_Excerpted records_
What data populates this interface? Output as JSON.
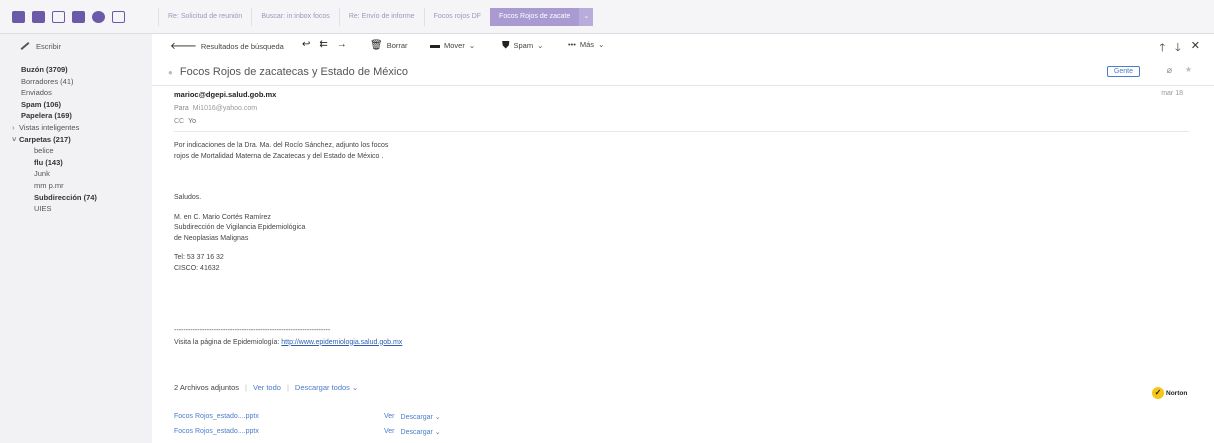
{
  "tabs": [
    {
      "label": "Re: Solicitud de reunión"
    },
    {
      "label": "Buscar: in:inbox focos"
    },
    {
      "label": "Re: Envío de informe"
    },
    {
      "label": "Focos rojos DF"
    },
    {
      "label": "Focos Rojos de zacate"
    }
  ],
  "app_icons": [
    "mail-icon",
    "contacts-icon",
    "calendar-icon",
    "notepad-icon",
    "messenger-icon",
    "newsfeed-icon"
  ],
  "sidebar": {
    "compose": "Escribir",
    "folders": [
      {
        "label": "Buzón (3709)",
        "bold": true
      },
      {
        "label": "Borradores (41)"
      },
      {
        "label": "Enviados"
      },
      {
        "label": "Spam (106)",
        "bold": true
      },
      {
        "label": "Papelera (169)",
        "bold": true
      },
      {
        "label": "Vistas inteligentes",
        "caret": "›"
      },
      {
        "label": "Carpetas (217)",
        "bold": true,
        "caret": "˅"
      },
      {
        "label": "belice"
      },
      {
        "label": "flu (143)",
        "bold": true
      },
      {
        "label": "Junk"
      },
      {
        "label": "mm p.mr"
      },
      {
        "label": "Subdirección (74)",
        "bold": true
      },
      {
        "label": "UIES"
      }
    ]
  },
  "toolbar": {
    "back": "Resultados de búsqueda",
    "delete": "Borrar",
    "move": "Mover",
    "spam": "Spam",
    "more": "Más"
  },
  "message": {
    "subject": "Focos Rojos de zacatecas y Estado de México",
    "people_button": "Gente",
    "from": "marioc@dgepi.salud.gob.mx",
    "date": "mar 18",
    "to_label": "Para",
    "to": "Mi1016@yahoo.com",
    "cc_label": "CC",
    "cc": "Yo",
    "body_lines": [
      "Por indicaciones de la Dra. Ma. del Rocío Sánchez, adjunto los focos",
      "rojos de Mortalidad Materna de  Zacatecas y del Estado de México ."
    ],
    "greeting": "Saludos.",
    "signature": [
      "M. en C. Mario Cortés Ramírez",
      "Subdirección de Vigilancia Epidemiológica",
      "de Neoplasias Malignas"
    ],
    "contact": [
      "Tel:  53 37 16 32",
      "CISCO: 41632"
    ],
    "separator": "-------------------------------------------------------------------",
    "visit_text": "Visita la página de Epidemiología: ",
    "visit_link": "http://www.epidemiologia.salud.gob.mx"
  },
  "attachments": {
    "count_label": "2 Archivos adjuntos",
    "view_all": "Ver todo",
    "download_all": "Descargar todos",
    "files": [
      {
        "name": "Focos Rojos_estado....pptx",
        "view": "Ver",
        "download": "Descargar"
      },
      {
        "name": "Focos Rojos_estado....pptx",
        "view": "Ver",
        "download": "Descargar"
      }
    ]
  },
  "norton": "Norton"
}
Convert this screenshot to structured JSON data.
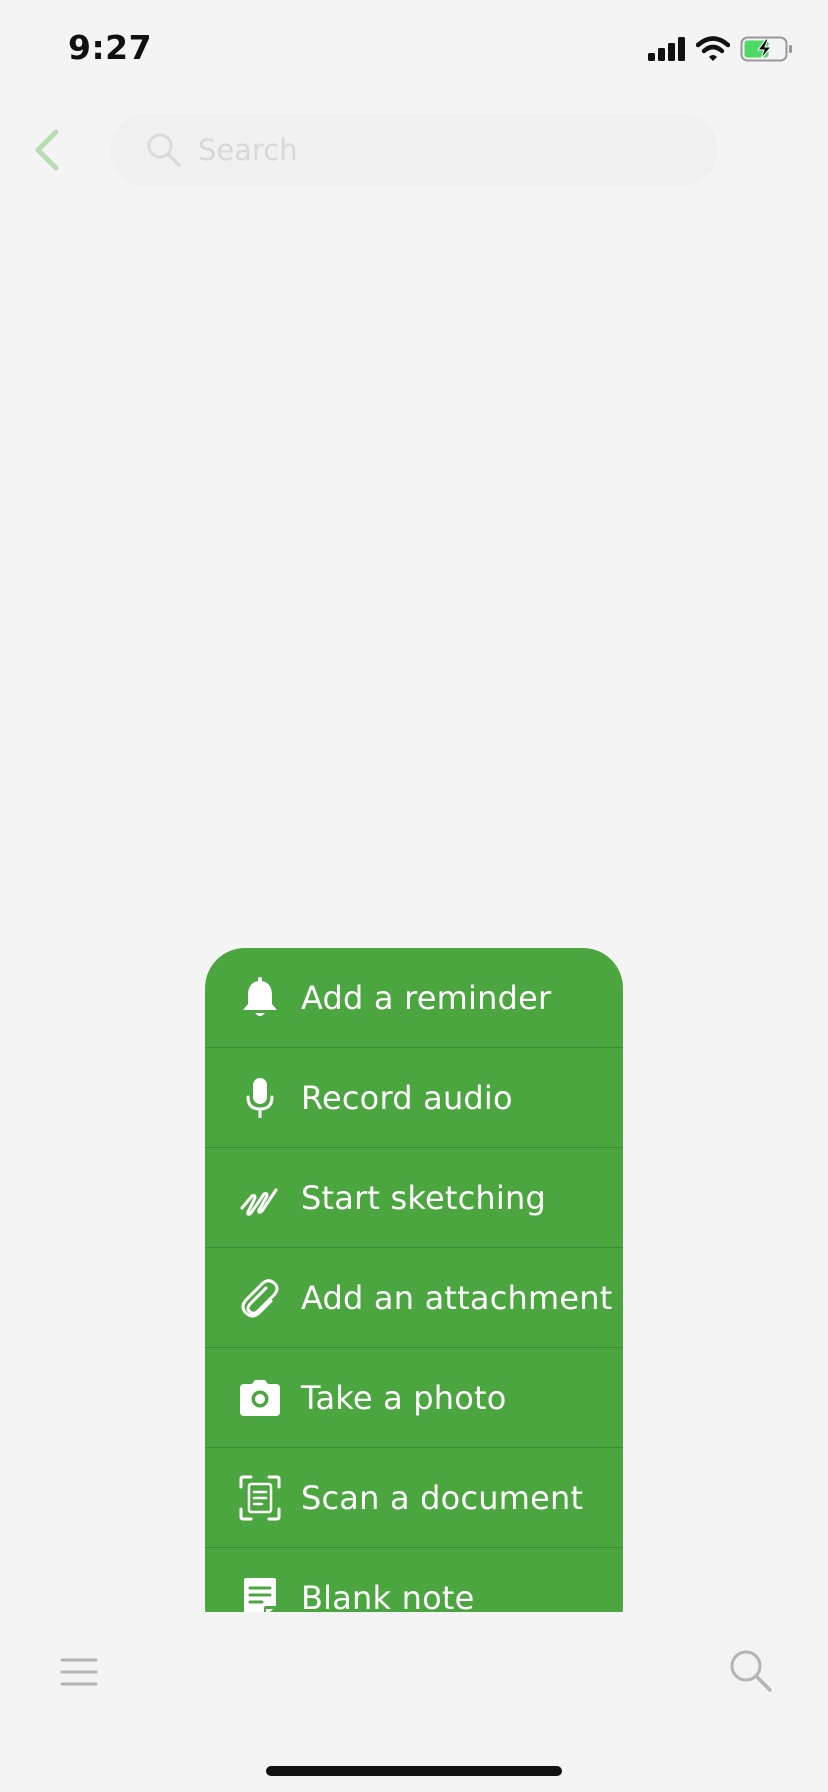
{
  "status_bar": {
    "time": "9:27",
    "icons": [
      "signal-icon",
      "wifi-icon",
      "battery-charging-icon"
    ]
  },
  "header": {
    "back_icon": "chevron-left-icon",
    "search": {
      "placeholder": "Search",
      "value": ""
    }
  },
  "action_menu": {
    "items": [
      {
        "label": "Add a reminder",
        "icon": "bell-icon"
      },
      {
        "label": "Record audio",
        "icon": "microphone-icon"
      },
      {
        "label": "Start sketching",
        "icon": "sketch-icon"
      },
      {
        "label": "Add an attachment",
        "icon": "paperclip-icon"
      },
      {
        "label": "Take a photo",
        "icon": "camera-icon"
      },
      {
        "label": "Scan a document",
        "icon": "scan-document-icon"
      },
      {
        "label": "Blank note",
        "icon": "note-icon"
      }
    ]
  },
  "bottom_bar": {
    "left_icon": "hamburger-menu-icon",
    "right_icon": "search-icon"
  },
  "colors": {
    "accent_green": "#4ca640",
    "divider_green": "#3a8c32",
    "background": "#f4f4f4",
    "back_chevron": "#b9dcb4",
    "battery_fill": "#4cd964"
  }
}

_What to produce_
Without the pictures, output the full listing exactly as it stands.

_Reply_
What data populates this interface? Output as JSON.
{
  "tabs": [
    {
      "label": "Re: Solicitud de reunión"
    },
    {
      "label": "Buscar: in:inbox focos"
    },
    {
      "label": "Re: Envío de informe"
    },
    {
      "label": "Focos rojos DF"
    },
    {
      "label": "Focos Rojos de zacate"
    }
  ],
  "app_icons": [
    "mail-icon",
    "contacts-icon",
    "calendar-icon",
    "notepad-icon",
    "messenger-icon",
    "newsfeed-icon"
  ],
  "sidebar": {
    "compose": "Escribir",
    "folders": [
      {
        "label": "Buzón (3709)",
        "bold": true
      },
      {
        "label": "Borradores (41)"
      },
      {
        "label": "Enviados"
      },
      {
        "label": "Spam (106)",
        "bold": true
      },
      {
        "label": "Papelera (169)",
        "bold": true
      },
      {
        "label": "Vistas inteligentes",
        "caret": "›"
      },
      {
        "label": "Carpetas (217)",
        "bold": true,
        "caret": "˅"
      },
      {
        "label": "belice"
      },
      {
        "label": "flu (143)",
        "bold": true
      },
      {
        "label": "Junk"
      },
      {
        "label": "mm p.mr"
      },
      {
        "label": "Subdirección (74)",
        "bold": true
      },
      {
        "label": "UIES"
      }
    ]
  },
  "toolbar": {
    "back": "Resultados de búsqueda",
    "delete": "Borrar",
    "move": "Mover",
    "spam": "Spam",
    "more": "Más"
  },
  "message": {
    "subject": "Focos Rojos de zacatecas y Estado de México",
    "people_button": "Gente",
    "from": "marioc@dgepi.salud.gob.mx",
    "date": "mar 18",
    "to_label": "Para",
    "to": "Mi1016@yahoo.com",
    "cc_label": "CC",
    "cc": "Yo",
    "body_lines": [
      "Por indicaciones de la Dra. Ma. del Rocío Sánchez, adjunto los focos",
      "rojos de Mortalidad Materna de  Zacatecas y del Estado de México ."
    ],
    "greeting": "Saludos.",
    "signature": [
      "M. en C. Mario Cortés Ramírez",
      "Subdirección de Vigilancia Epidemiológica",
      "de Neoplasias Malignas"
    ],
    "contact": [
      "Tel:  53 37 16 32",
      "CISCO: 41632"
    ],
    "separator": "-------------------------------------------------------------------",
    "visit_text": "Visita la página de Epidemiología: ",
    "visit_link": "http://www.epidemiologia.salud.gob.mx"
  },
  "attachments": {
    "count_label": "2 Archivos adjuntos",
    "view_all": "Ver todo",
    "download_all": "Descargar todos",
    "files": [
      {
        "name": "Focos Rojos_estado....pptx",
        "view": "Ver",
        "download": "Descargar"
      },
      {
        "name": "Focos Rojos_estado....pptx",
        "view": "Ver",
        "download": "Descargar"
      }
    ]
  },
  "norton": "Norton"
}
Convert this screenshot to structured JSON data.
{
  "status_bar": {
    "time": "9:27",
    "icons": [
      "signal-icon",
      "wifi-icon",
      "battery-charging-icon"
    ]
  },
  "header": {
    "back_icon": "chevron-left-icon",
    "search": {
      "placeholder": "Search",
      "value": ""
    }
  },
  "action_menu": {
    "items": [
      {
        "label": "Add a reminder",
        "icon": "bell-icon"
      },
      {
        "label": "Record audio",
        "icon": "microphone-icon"
      },
      {
        "label": "Start sketching",
        "icon": "sketch-icon"
      },
      {
        "label": "Add an attachment",
        "icon": "paperclip-icon"
      },
      {
        "label": "Take a photo",
        "icon": "camera-icon"
      },
      {
        "label": "Scan a document",
        "icon": "scan-document-icon"
      },
      {
        "label": "Blank note",
        "icon": "note-icon"
      }
    ]
  },
  "bottom_bar": {
    "left_icon": "hamburger-menu-icon",
    "right_icon": "search-icon"
  },
  "colors": {
    "accent_green": "#4ca640",
    "divider_green": "#3a8c32",
    "background": "#f4f4f4",
    "back_chevron": "#b9dcb4",
    "battery_fill": "#4cd964"
  }
}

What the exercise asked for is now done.